→ Exercise
Copy out all lines carrying the word "color".

--- Begin Input for this task ---

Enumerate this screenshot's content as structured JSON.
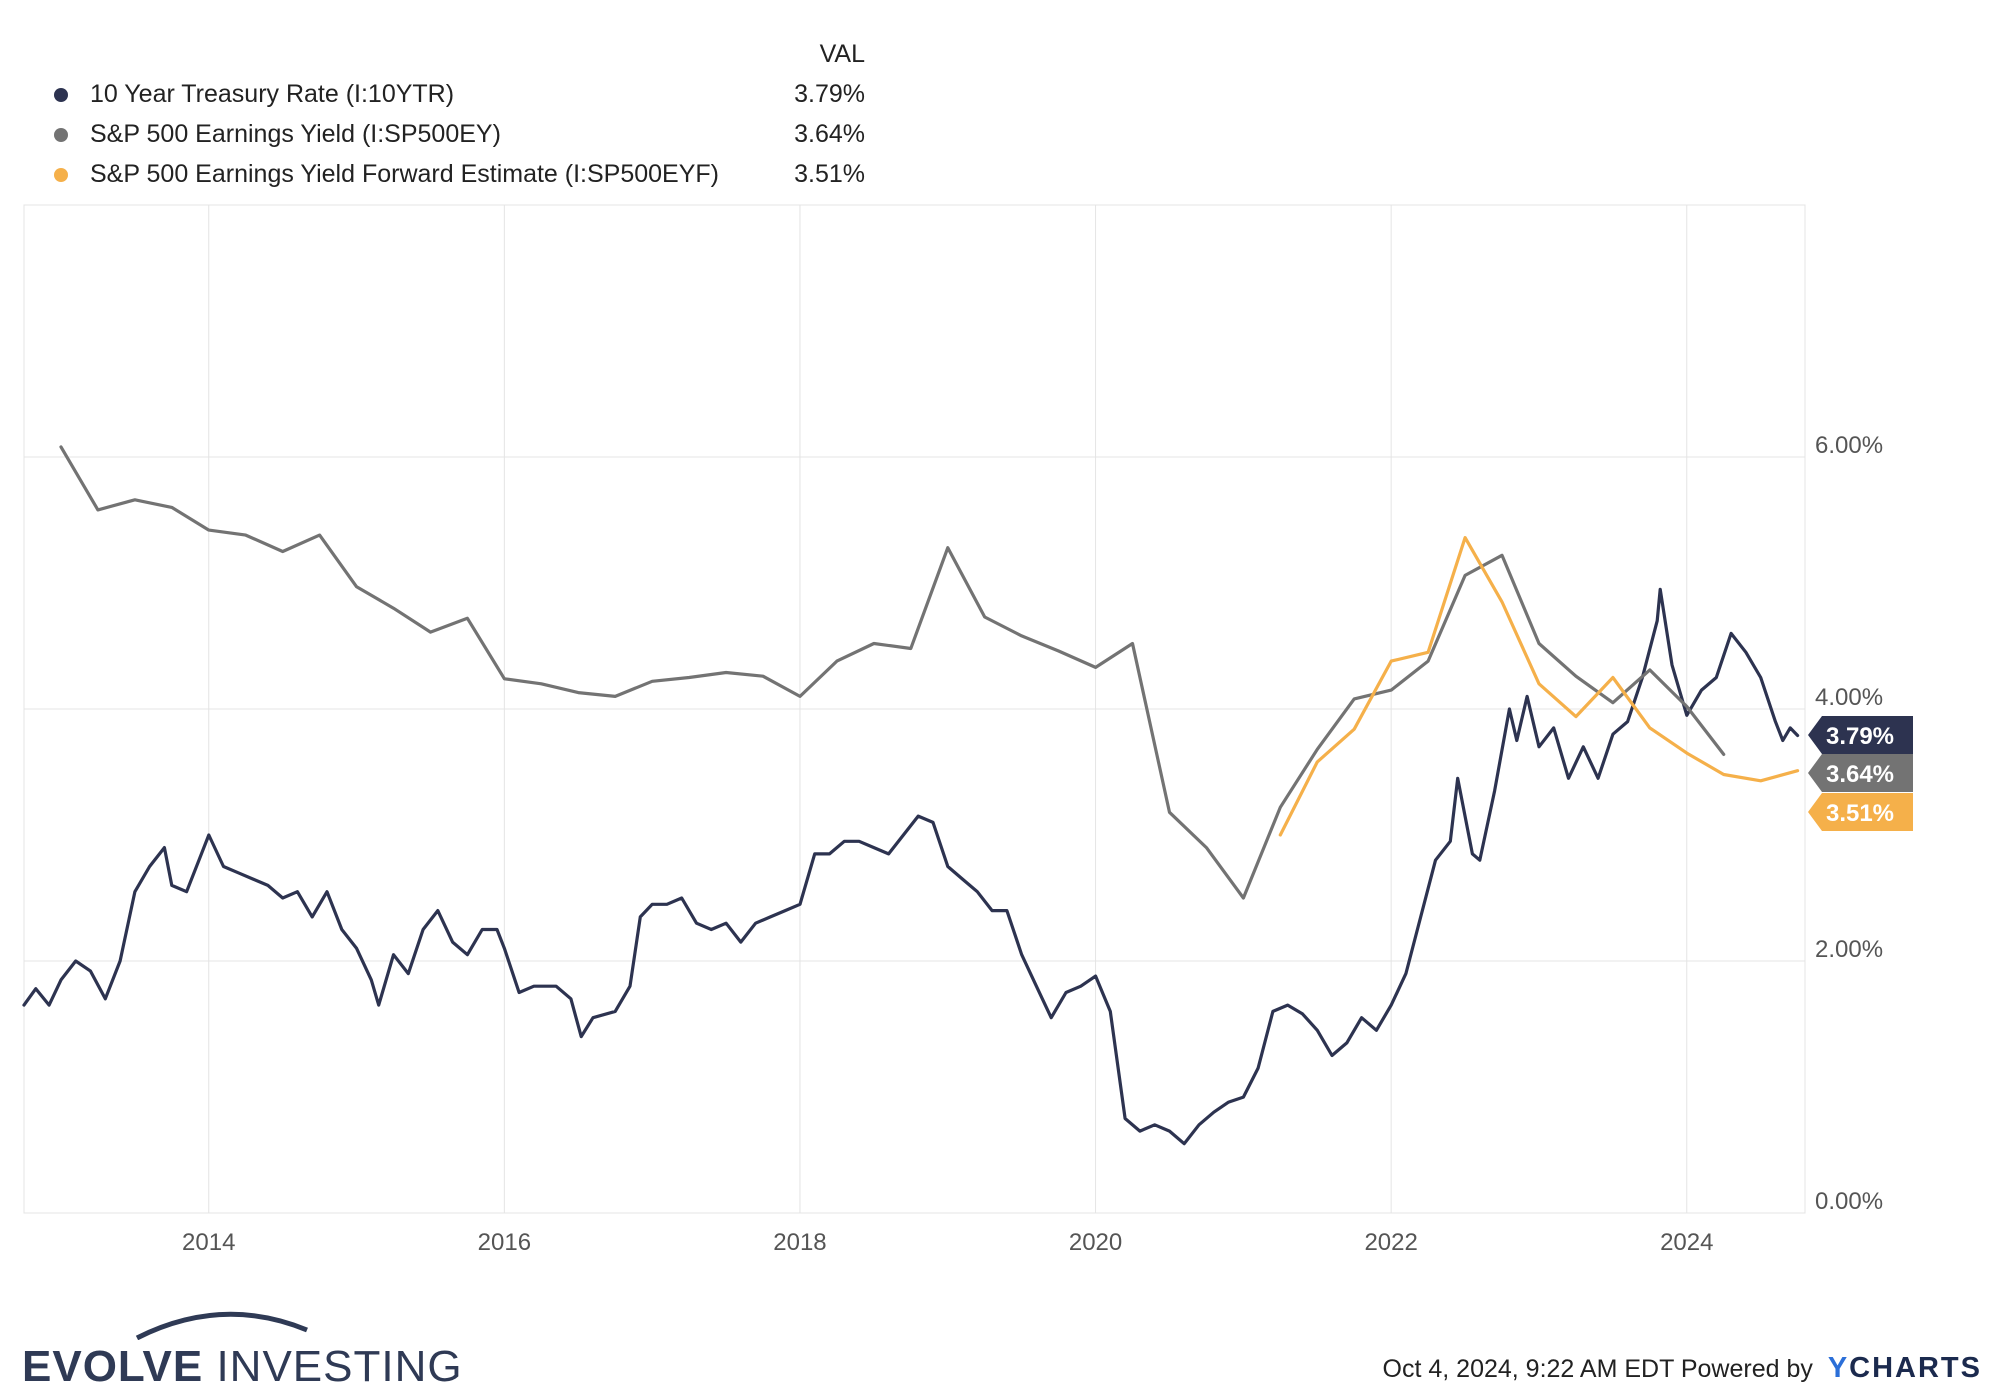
{
  "legend": {
    "header": "VAL",
    "items": [
      {
        "name": "10 Year Treasury Rate (I:10YTR)",
        "value": "3.79%",
        "color": "#2d3350"
      },
      {
        "name": "S&P 500 Earnings Yield (I:SP500EY)",
        "value": "3.64%",
        "color": "#737373"
      },
      {
        "name": "S&P 500 Earnings Yield Forward Estimate (I:SP500EYF)",
        "value": "3.51%",
        "color": "#f5b04a"
      }
    ]
  },
  "footer": {
    "brand_bold": "EVOLVE",
    "brand_light": " INVESTING",
    "timestamp": "Oct 4, 2024, 9:22 AM EDT Powered by",
    "ycharts_y": "Y",
    "ycharts_rest": "CHARTS"
  },
  "chart_data": {
    "type": "line",
    "title": "",
    "xlabel": "",
    "ylabel": "",
    "x_ticks": [
      "2014",
      "2016",
      "2018",
      "2020",
      "2022",
      "2024"
    ],
    "y_ticks": [
      "0.00%",
      "2.00%",
      "4.00%",
      "6.00%"
    ],
    "ylim": [
      0,
      8.0
    ],
    "xlim": [
      2012.75,
      2024.8
    ],
    "grid": true,
    "end_labels": [
      "3.79%",
      "3.64%",
      "3.51%"
    ],
    "series": [
      {
        "name": "10 Year Treasury Rate (I:10YTR)",
        "color": "#2d3350",
        "points": [
          [
            2012.75,
            1.65
          ],
          [
            2012.83,
            1.78
          ],
          [
            2012.92,
            1.65
          ],
          [
            2013.0,
            1.85
          ],
          [
            2013.1,
            2.0
          ],
          [
            2013.2,
            1.92
          ],
          [
            2013.3,
            1.7
          ],
          [
            2013.4,
            2.0
          ],
          [
            2013.5,
            2.55
          ],
          [
            2013.6,
            2.75
          ],
          [
            2013.7,
            2.9
          ],
          [
            2013.75,
            2.6
          ],
          [
            2013.85,
            2.55
          ],
          [
            2013.95,
            2.85
          ],
          [
            2014.0,
            3.0
          ],
          [
            2014.1,
            2.75
          ],
          [
            2014.2,
            2.7
          ],
          [
            2014.3,
            2.65
          ],
          [
            2014.4,
            2.6
          ],
          [
            2014.5,
            2.5
          ],
          [
            2014.6,
            2.55
          ],
          [
            2014.7,
            2.35
          ],
          [
            2014.8,
            2.55
          ],
          [
            2014.9,
            2.25
          ],
          [
            2015.0,
            2.1
          ],
          [
            2015.1,
            1.85
          ],
          [
            2015.15,
            1.65
          ],
          [
            2015.25,
            2.05
          ],
          [
            2015.35,
            1.9
          ],
          [
            2015.45,
            2.25
          ],
          [
            2015.55,
            2.4
          ],
          [
            2015.65,
            2.15
          ],
          [
            2015.75,
            2.05
          ],
          [
            2015.85,
            2.25
          ],
          [
            2015.95,
            2.25
          ],
          [
            2016.0,
            2.1
          ],
          [
            2016.1,
            1.75
          ],
          [
            2016.2,
            1.8
          ],
          [
            2016.35,
            1.8
          ],
          [
            2016.45,
            1.7
          ],
          [
            2016.52,
            1.4
          ],
          [
            2016.6,
            1.55
          ],
          [
            2016.75,
            1.6
          ],
          [
            2016.85,
            1.8
          ],
          [
            2016.92,
            2.35
          ],
          [
            2017.0,
            2.45
          ],
          [
            2017.1,
            2.45
          ],
          [
            2017.2,
            2.5
          ],
          [
            2017.3,
            2.3
          ],
          [
            2017.4,
            2.25
          ],
          [
            2017.5,
            2.3
          ],
          [
            2017.6,
            2.15
          ],
          [
            2017.7,
            2.3
          ],
          [
            2017.8,
            2.35
          ],
          [
            2017.9,
            2.4
          ],
          [
            2018.0,
            2.45
          ],
          [
            2018.1,
            2.85
          ],
          [
            2018.2,
            2.85
          ],
          [
            2018.3,
            2.95
          ],
          [
            2018.4,
            2.95
          ],
          [
            2018.5,
            2.9
          ],
          [
            2018.6,
            2.85
          ],
          [
            2018.7,
            3.0
          ],
          [
            2018.8,
            3.15
          ],
          [
            2018.9,
            3.1
          ],
          [
            2019.0,
            2.75
          ],
          [
            2019.1,
            2.65
          ],
          [
            2019.2,
            2.55
          ],
          [
            2019.3,
            2.4
          ],
          [
            2019.4,
            2.4
          ],
          [
            2019.5,
            2.05
          ],
          [
            2019.6,
            1.8
          ],
          [
            2019.7,
            1.55
          ],
          [
            2019.8,
            1.75
          ],
          [
            2019.9,
            1.8
          ],
          [
            2020.0,
            1.88
          ],
          [
            2020.1,
            1.6
          ],
          [
            2020.2,
            0.75
          ],
          [
            2020.3,
            0.65
          ],
          [
            2020.4,
            0.7
          ],
          [
            2020.5,
            0.65
          ],
          [
            2020.6,
            0.55
          ],
          [
            2020.7,
            0.7
          ],
          [
            2020.8,
            0.8
          ],
          [
            2020.9,
            0.88
          ],
          [
            2021.0,
            0.92
          ],
          [
            2021.1,
            1.15
          ],
          [
            2021.2,
            1.6
          ],
          [
            2021.3,
            1.65
          ],
          [
            2021.4,
            1.58
          ],
          [
            2021.5,
            1.45
          ],
          [
            2021.6,
            1.25
          ],
          [
            2021.7,
            1.35
          ],
          [
            2021.8,
            1.55
          ],
          [
            2021.9,
            1.45
          ],
          [
            2022.0,
            1.65
          ],
          [
            2022.1,
            1.9
          ],
          [
            2022.2,
            2.35
          ],
          [
            2022.3,
            2.8
          ],
          [
            2022.4,
            2.95
          ],
          [
            2022.45,
            3.45
          ],
          [
            2022.55,
            2.85
          ],
          [
            2022.6,
            2.8
          ],
          [
            2022.7,
            3.35
          ],
          [
            2022.8,
            4.0
          ],
          [
            2022.85,
            3.75
          ],
          [
            2022.92,
            4.1
          ],
          [
            2023.0,
            3.7
          ],
          [
            2023.1,
            3.85
          ],
          [
            2023.2,
            3.45
          ],
          [
            2023.3,
            3.7
          ],
          [
            2023.4,
            3.45
          ],
          [
            2023.5,
            3.8
          ],
          [
            2023.6,
            3.9
          ],
          [
            2023.7,
            4.25
          ],
          [
            2023.8,
            4.7
          ],
          [
            2023.82,
            4.95
          ],
          [
            2023.9,
            4.35
          ],
          [
            2024.0,
            3.95
          ],
          [
            2024.1,
            4.15
          ],
          [
            2024.2,
            4.25
          ],
          [
            2024.3,
            4.6
          ],
          [
            2024.4,
            4.45
          ],
          [
            2024.5,
            4.25
          ],
          [
            2024.6,
            3.9
          ],
          [
            2024.65,
            3.75
          ],
          [
            2024.7,
            3.85
          ],
          [
            2024.75,
            3.79
          ]
        ]
      },
      {
        "name": "S&P 500 Earnings Yield (I:SP500EY)",
        "color": "#737373",
        "points": [
          [
            2013.0,
            6.08
          ],
          [
            2013.25,
            5.58
          ],
          [
            2013.5,
            5.66
          ],
          [
            2013.75,
            5.6
          ],
          [
            2014.0,
            5.42
          ],
          [
            2014.25,
            5.38
          ],
          [
            2014.5,
            5.25
          ],
          [
            2014.75,
            5.38
          ],
          [
            2015.0,
            4.97
          ],
          [
            2015.25,
            4.8
          ],
          [
            2015.5,
            4.61
          ],
          [
            2015.75,
            4.72
          ],
          [
            2016.0,
            4.24
          ],
          [
            2016.25,
            4.2
          ],
          [
            2016.5,
            4.13
          ],
          [
            2016.75,
            4.1
          ],
          [
            2017.0,
            4.22
          ],
          [
            2017.25,
            4.25
          ],
          [
            2017.5,
            4.29
          ],
          [
            2017.75,
            4.26
          ],
          [
            2018.0,
            4.1
          ],
          [
            2018.25,
            4.38
          ],
          [
            2018.5,
            4.52
          ],
          [
            2018.75,
            4.48
          ],
          [
            2019.0,
            5.28
          ],
          [
            2019.25,
            4.73
          ],
          [
            2019.5,
            4.58
          ],
          [
            2019.75,
            4.46
          ],
          [
            2020.0,
            4.33
          ],
          [
            2020.25,
            4.52
          ],
          [
            2020.5,
            3.18
          ],
          [
            2020.75,
            2.9
          ],
          [
            2021.0,
            2.5
          ],
          [
            2021.25,
            3.22
          ],
          [
            2021.5,
            3.68
          ],
          [
            2021.75,
            4.08
          ],
          [
            2022.0,
            4.15
          ],
          [
            2022.25,
            4.38
          ],
          [
            2022.5,
            5.06
          ],
          [
            2022.75,
            5.22
          ],
          [
            2023.0,
            4.52
          ],
          [
            2023.25,
            4.26
          ],
          [
            2023.5,
            4.05
          ],
          [
            2023.75,
            4.31
          ],
          [
            2024.0,
            4.02
          ],
          [
            2024.25,
            3.64
          ]
        ]
      },
      {
        "name": "S&P 500 Earnings Yield Forward Estimate (I:SP500EYF)",
        "color": "#f5b04a",
        "points": [
          [
            2021.25,
            3.0
          ],
          [
            2021.5,
            3.58
          ],
          [
            2021.75,
            3.84
          ],
          [
            2022.0,
            4.38
          ],
          [
            2022.25,
            4.45
          ],
          [
            2022.5,
            5.36
          ],
          [
            2022.75,
            4.85
          ],
          [
            2023.0,
            4.2
          ],
          [
            2023.25,
            3.94
          ],
          [
            2023.5,
            4.25
          ],
          [
            2023.75,
            3.85
          ],
          [
            2024.0,
            3.65
          ],
          [
            2024.25,
            3.48
          ],
          [
            2024.5,
            3.43
          ],
          [
            2024.75,
            3.51
          ]
        ]
      }
    ]
  }
}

--- End Input for this task ---

→ Answer for this exercise
        "color": "#2d3350"
        "color": "#737373"
        "color": "#f5b04a"
        "color": "#2d3350",
        "color": "#737373",
        "color": "#f5b04a",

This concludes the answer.